→ **GOAL**
Copy down every line where the string "view" shows up.

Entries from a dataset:
===

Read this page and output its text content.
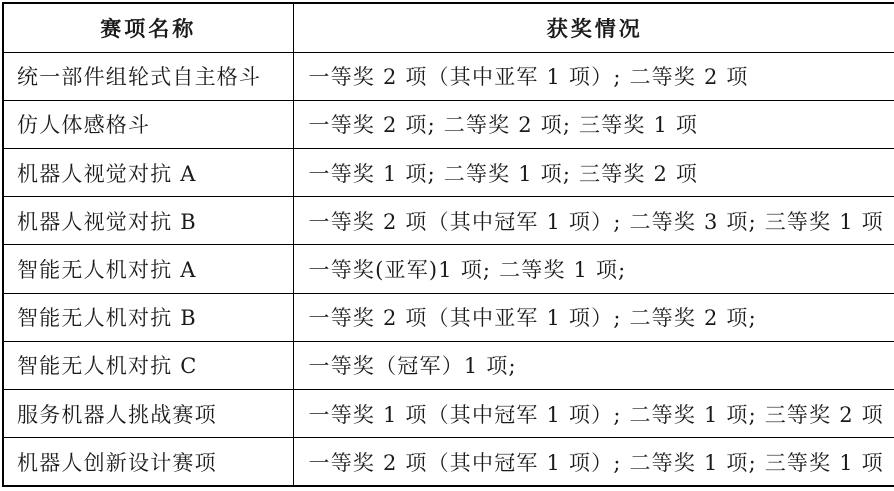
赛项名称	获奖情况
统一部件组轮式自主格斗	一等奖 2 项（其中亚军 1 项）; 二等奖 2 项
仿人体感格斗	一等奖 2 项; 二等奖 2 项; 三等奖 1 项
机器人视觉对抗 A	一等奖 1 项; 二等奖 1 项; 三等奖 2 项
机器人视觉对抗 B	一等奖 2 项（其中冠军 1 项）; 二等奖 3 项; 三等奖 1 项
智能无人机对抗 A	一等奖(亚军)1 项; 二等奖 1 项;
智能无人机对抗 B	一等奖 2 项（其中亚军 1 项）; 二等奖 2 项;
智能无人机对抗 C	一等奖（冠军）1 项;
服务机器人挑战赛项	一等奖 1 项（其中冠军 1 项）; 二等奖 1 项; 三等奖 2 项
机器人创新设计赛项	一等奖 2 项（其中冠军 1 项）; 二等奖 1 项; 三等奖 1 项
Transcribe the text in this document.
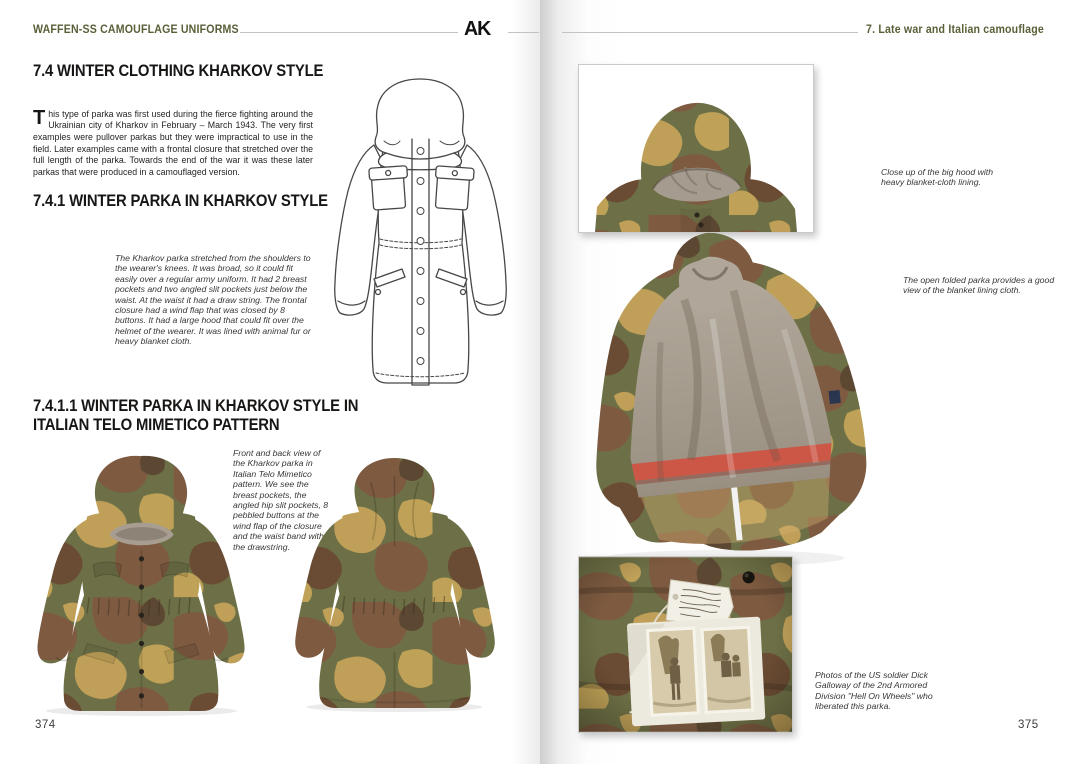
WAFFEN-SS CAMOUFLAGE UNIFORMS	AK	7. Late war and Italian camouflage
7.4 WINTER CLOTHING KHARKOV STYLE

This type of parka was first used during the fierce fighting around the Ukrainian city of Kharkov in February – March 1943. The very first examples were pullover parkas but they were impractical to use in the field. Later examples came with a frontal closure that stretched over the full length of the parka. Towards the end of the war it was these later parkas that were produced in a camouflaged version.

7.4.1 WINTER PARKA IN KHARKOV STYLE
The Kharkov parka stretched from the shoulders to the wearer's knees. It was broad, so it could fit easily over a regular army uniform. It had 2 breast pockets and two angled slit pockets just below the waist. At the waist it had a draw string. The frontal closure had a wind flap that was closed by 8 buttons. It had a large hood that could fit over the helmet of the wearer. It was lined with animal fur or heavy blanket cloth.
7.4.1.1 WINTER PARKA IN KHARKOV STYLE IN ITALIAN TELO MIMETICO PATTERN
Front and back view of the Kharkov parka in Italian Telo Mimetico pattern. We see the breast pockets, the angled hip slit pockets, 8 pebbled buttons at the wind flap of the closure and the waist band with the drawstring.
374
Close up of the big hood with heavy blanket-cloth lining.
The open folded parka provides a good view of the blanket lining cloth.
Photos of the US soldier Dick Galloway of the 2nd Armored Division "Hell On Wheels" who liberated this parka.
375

===

→ **RESPONSE BELOW**
Front and back view of the Kharkov parka in Italian Telo Mimetico pattern. We see the breast pockets, the angled hip slit pockets, 8 pebbled buttons at the wind flap of the closure and the waist band with the drawstring.
The open folded parka provides a good view of the blanket lining cloth.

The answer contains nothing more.